**Exercise brief**
Say how many lines of these entries include the word "Federal", and answer with the number alone.

___

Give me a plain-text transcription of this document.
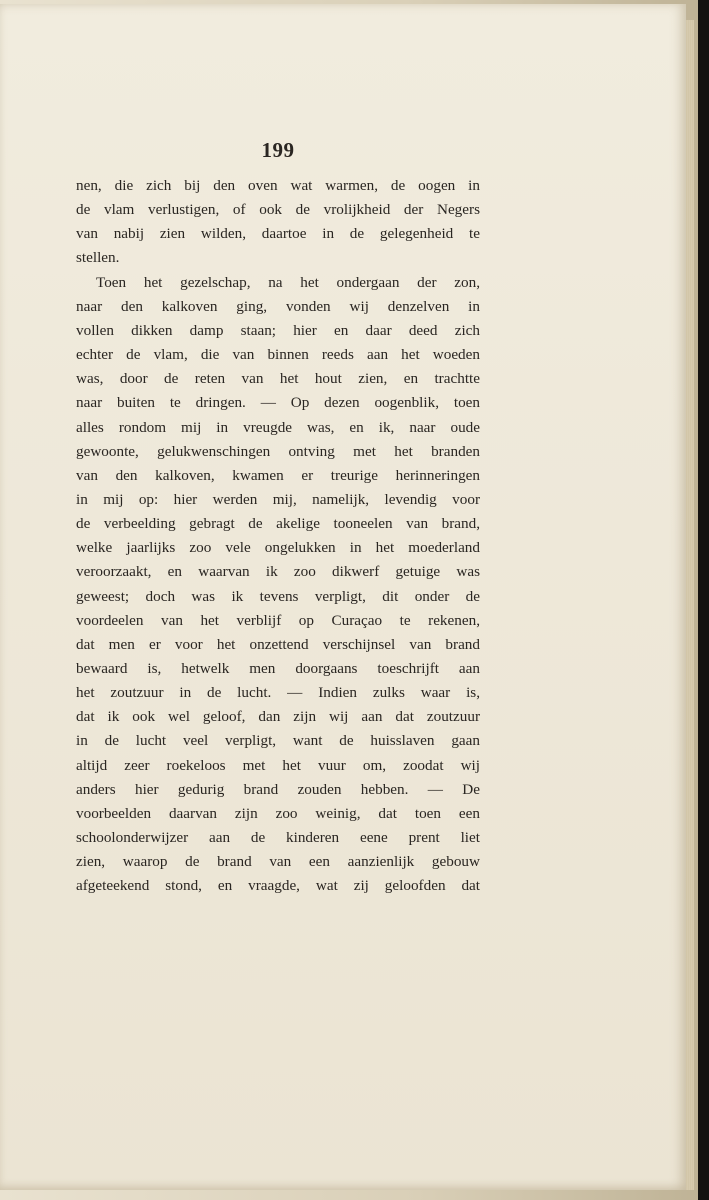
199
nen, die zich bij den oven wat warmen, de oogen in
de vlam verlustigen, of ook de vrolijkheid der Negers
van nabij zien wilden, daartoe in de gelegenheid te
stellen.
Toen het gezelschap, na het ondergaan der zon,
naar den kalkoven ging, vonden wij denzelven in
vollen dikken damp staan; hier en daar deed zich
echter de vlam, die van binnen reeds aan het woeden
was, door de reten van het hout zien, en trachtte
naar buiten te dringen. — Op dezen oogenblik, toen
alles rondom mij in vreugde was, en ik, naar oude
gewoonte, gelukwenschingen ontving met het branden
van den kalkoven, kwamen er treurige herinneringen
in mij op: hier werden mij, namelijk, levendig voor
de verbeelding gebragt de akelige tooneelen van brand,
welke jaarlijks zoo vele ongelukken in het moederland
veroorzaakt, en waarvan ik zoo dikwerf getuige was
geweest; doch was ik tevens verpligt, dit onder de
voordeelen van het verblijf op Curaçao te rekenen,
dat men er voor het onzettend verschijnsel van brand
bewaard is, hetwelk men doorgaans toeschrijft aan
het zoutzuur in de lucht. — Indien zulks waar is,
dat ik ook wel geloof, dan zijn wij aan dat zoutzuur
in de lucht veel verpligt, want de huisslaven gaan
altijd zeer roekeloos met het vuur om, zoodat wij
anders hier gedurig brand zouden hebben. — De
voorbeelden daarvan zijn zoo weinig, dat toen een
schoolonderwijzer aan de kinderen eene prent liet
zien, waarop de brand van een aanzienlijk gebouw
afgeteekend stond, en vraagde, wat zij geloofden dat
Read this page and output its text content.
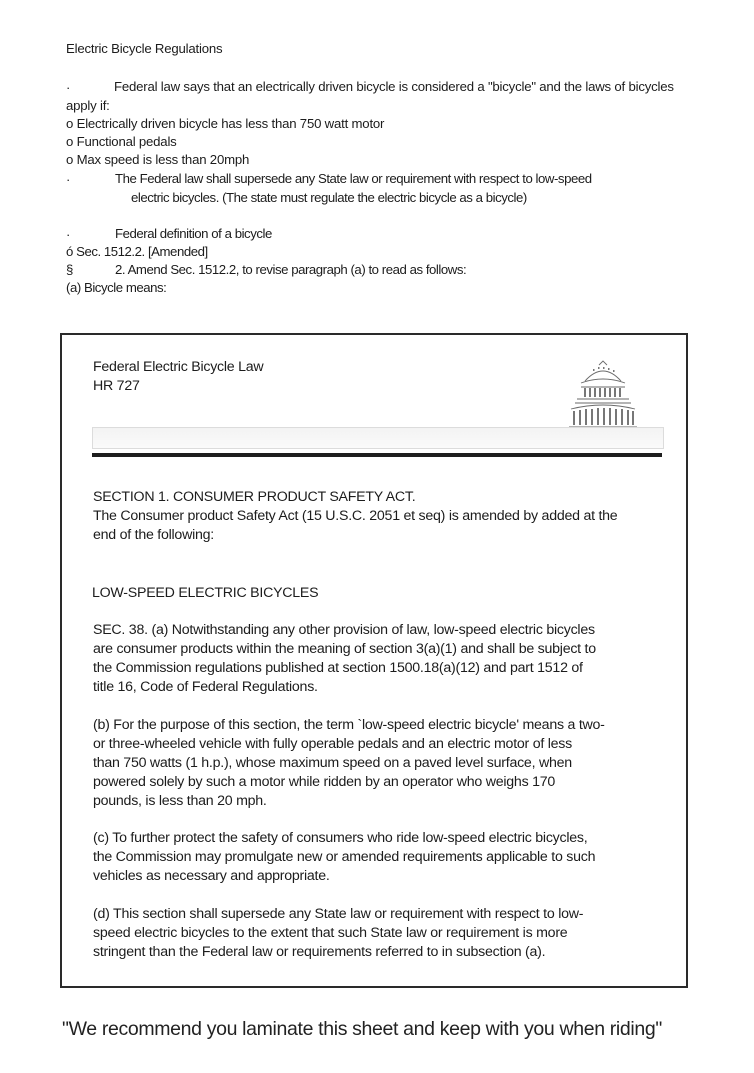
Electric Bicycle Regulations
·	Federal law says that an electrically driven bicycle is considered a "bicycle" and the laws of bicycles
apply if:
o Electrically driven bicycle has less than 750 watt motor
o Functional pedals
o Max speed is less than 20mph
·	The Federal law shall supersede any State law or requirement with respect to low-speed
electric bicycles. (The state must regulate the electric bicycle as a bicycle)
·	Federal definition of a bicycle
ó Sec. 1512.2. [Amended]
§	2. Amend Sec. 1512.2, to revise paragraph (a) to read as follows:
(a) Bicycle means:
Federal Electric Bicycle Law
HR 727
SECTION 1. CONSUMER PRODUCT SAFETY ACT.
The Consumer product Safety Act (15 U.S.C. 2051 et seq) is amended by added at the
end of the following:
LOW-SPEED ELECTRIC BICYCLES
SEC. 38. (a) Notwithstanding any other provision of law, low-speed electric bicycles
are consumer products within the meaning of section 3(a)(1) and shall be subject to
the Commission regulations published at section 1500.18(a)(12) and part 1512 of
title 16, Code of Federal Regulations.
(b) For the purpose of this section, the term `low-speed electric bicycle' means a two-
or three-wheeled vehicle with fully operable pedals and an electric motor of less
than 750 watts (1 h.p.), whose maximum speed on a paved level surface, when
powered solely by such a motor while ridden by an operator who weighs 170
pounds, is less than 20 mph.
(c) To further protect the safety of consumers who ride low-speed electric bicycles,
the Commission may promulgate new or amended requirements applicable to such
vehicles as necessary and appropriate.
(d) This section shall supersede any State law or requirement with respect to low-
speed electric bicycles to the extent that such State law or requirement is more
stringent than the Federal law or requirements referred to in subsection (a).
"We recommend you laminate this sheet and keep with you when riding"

___

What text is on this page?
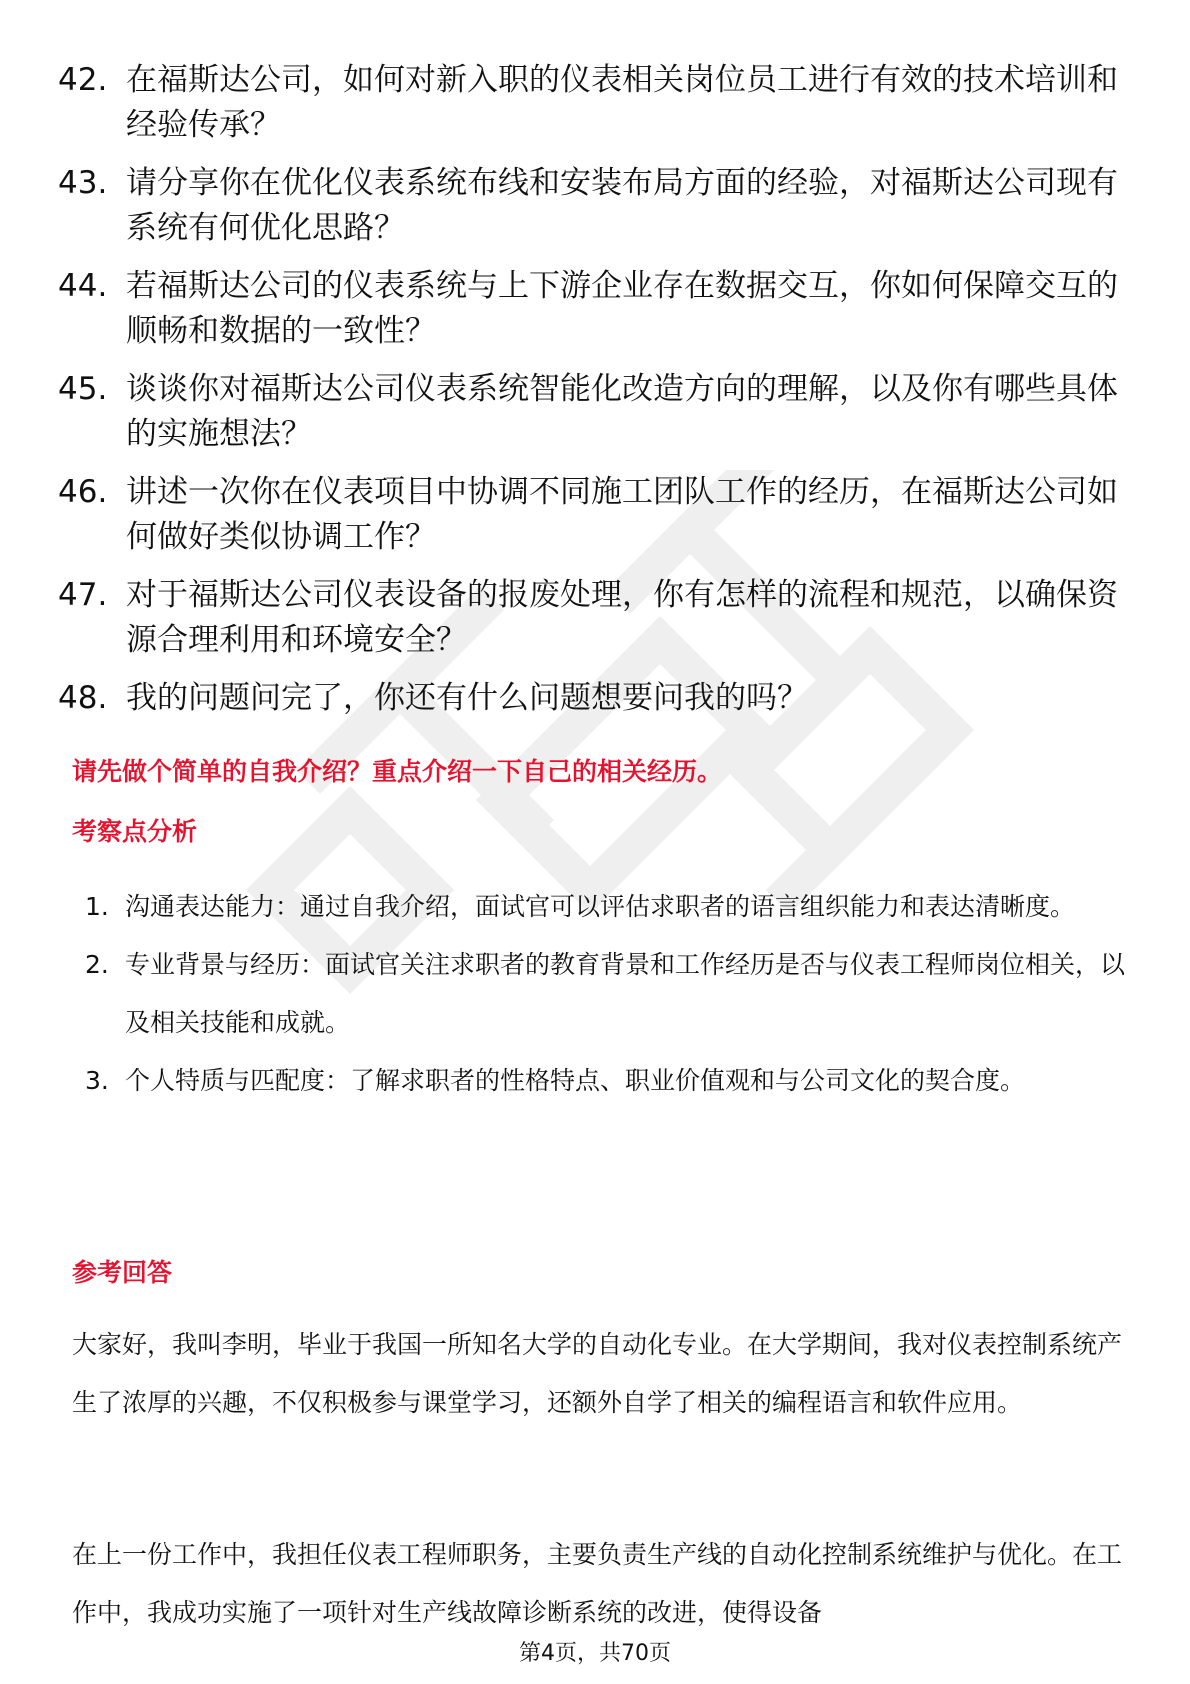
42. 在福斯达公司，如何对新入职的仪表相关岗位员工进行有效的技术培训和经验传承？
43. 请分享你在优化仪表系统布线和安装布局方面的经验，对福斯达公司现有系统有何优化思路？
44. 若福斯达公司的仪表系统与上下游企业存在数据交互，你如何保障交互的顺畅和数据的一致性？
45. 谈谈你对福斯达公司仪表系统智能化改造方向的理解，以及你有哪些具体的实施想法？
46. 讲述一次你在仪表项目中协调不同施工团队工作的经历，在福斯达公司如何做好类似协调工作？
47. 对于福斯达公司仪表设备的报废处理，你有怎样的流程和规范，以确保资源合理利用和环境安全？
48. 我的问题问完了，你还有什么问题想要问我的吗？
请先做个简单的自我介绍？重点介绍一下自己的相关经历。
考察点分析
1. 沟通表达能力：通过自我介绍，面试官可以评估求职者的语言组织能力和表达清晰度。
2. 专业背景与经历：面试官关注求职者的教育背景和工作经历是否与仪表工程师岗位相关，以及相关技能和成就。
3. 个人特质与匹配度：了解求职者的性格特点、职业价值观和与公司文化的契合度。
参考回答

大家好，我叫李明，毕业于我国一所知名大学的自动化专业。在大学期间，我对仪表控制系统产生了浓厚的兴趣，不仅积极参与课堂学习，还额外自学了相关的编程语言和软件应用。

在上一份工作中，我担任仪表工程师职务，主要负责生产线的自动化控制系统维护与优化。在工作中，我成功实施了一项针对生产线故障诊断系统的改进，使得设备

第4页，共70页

___

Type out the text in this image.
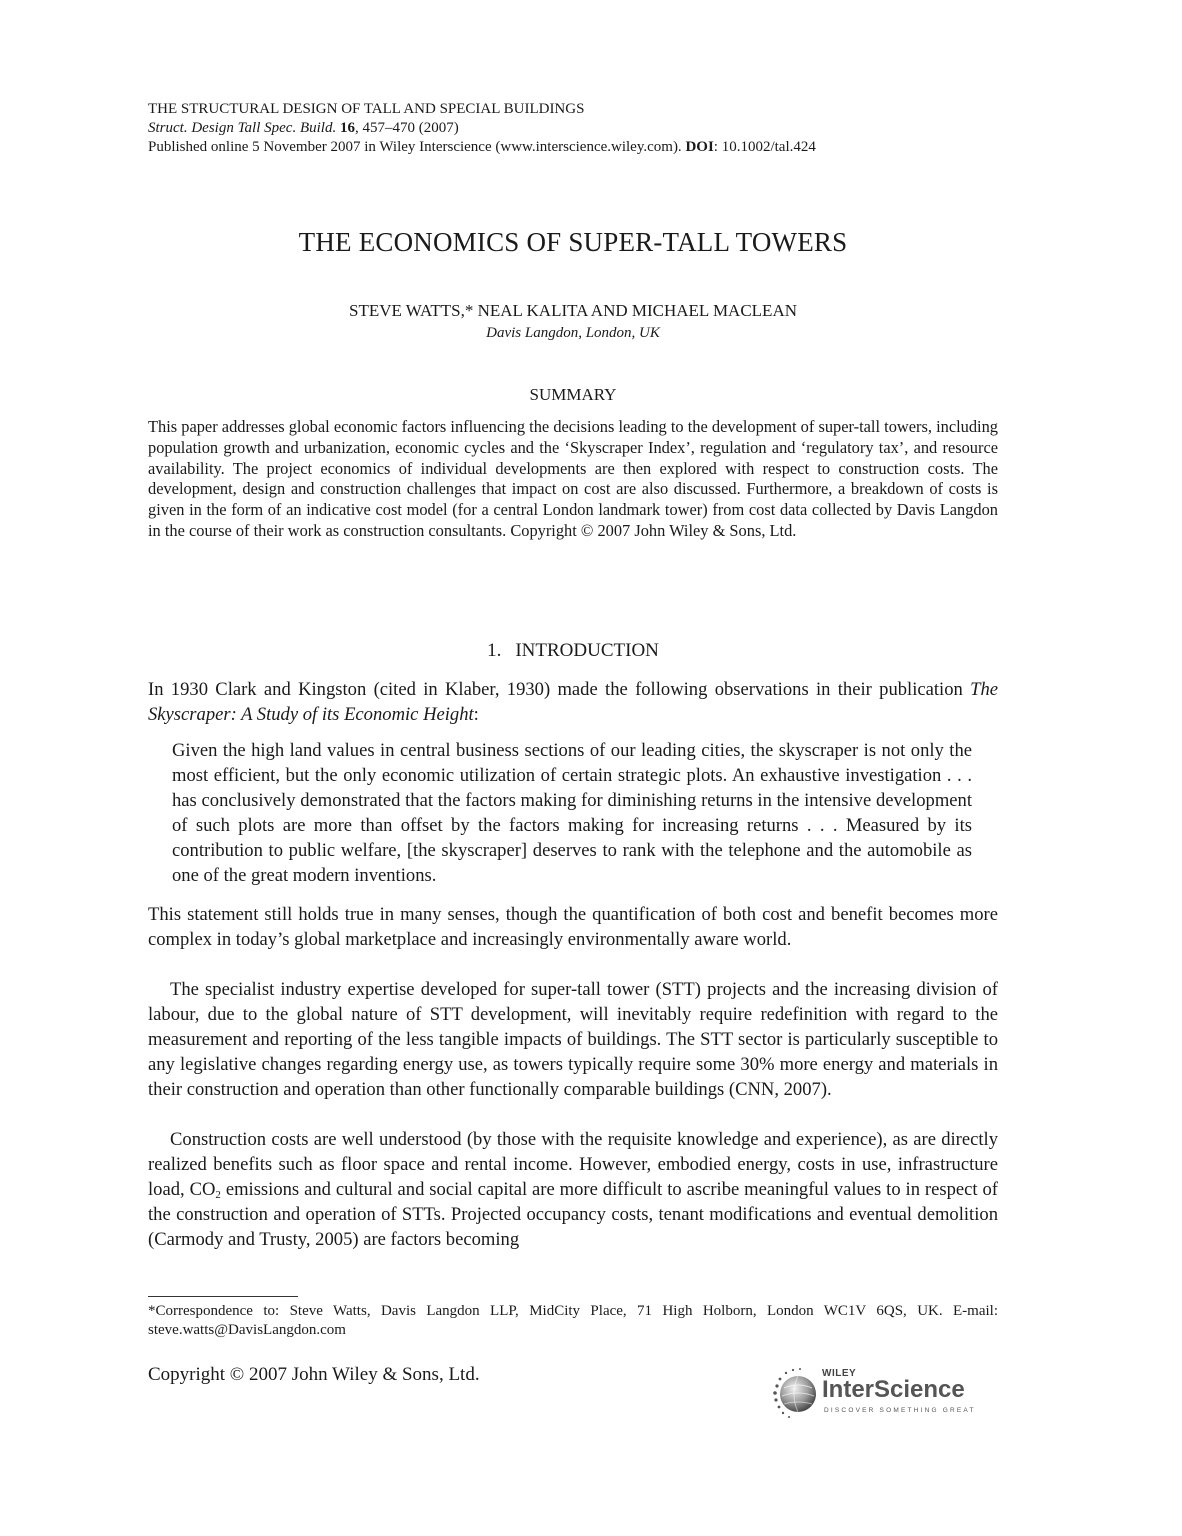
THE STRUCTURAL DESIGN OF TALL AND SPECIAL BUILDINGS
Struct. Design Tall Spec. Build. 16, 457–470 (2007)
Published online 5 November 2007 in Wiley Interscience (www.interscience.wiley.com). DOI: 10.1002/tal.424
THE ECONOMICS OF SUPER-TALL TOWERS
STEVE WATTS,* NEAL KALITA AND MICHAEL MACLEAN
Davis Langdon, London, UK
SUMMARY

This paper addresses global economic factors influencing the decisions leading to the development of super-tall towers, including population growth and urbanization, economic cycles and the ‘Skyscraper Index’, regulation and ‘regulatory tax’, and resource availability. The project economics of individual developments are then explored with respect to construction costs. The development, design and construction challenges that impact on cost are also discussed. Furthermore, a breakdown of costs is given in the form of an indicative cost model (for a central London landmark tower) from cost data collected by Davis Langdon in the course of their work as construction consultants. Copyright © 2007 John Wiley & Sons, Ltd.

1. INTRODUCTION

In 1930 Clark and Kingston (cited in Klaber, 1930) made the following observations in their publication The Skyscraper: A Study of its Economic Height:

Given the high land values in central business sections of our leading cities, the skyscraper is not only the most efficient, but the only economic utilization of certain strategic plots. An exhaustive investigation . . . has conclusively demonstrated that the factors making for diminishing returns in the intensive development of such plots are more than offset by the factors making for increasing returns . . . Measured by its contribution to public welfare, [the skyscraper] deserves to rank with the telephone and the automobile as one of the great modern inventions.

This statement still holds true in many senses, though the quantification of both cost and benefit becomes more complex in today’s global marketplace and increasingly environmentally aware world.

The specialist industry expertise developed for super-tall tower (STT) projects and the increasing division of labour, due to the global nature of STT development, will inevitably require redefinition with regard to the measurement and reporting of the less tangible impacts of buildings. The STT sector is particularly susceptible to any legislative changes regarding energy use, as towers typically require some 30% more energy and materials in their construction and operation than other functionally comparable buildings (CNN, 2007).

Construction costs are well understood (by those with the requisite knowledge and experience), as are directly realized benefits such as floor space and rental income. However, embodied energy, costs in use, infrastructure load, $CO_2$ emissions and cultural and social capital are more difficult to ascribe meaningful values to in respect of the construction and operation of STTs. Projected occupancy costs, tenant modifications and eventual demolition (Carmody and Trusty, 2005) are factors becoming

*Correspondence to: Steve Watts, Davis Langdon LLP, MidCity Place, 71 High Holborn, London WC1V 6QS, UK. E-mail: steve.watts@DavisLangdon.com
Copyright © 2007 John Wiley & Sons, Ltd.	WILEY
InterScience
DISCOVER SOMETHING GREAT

___

**Exercise response**
6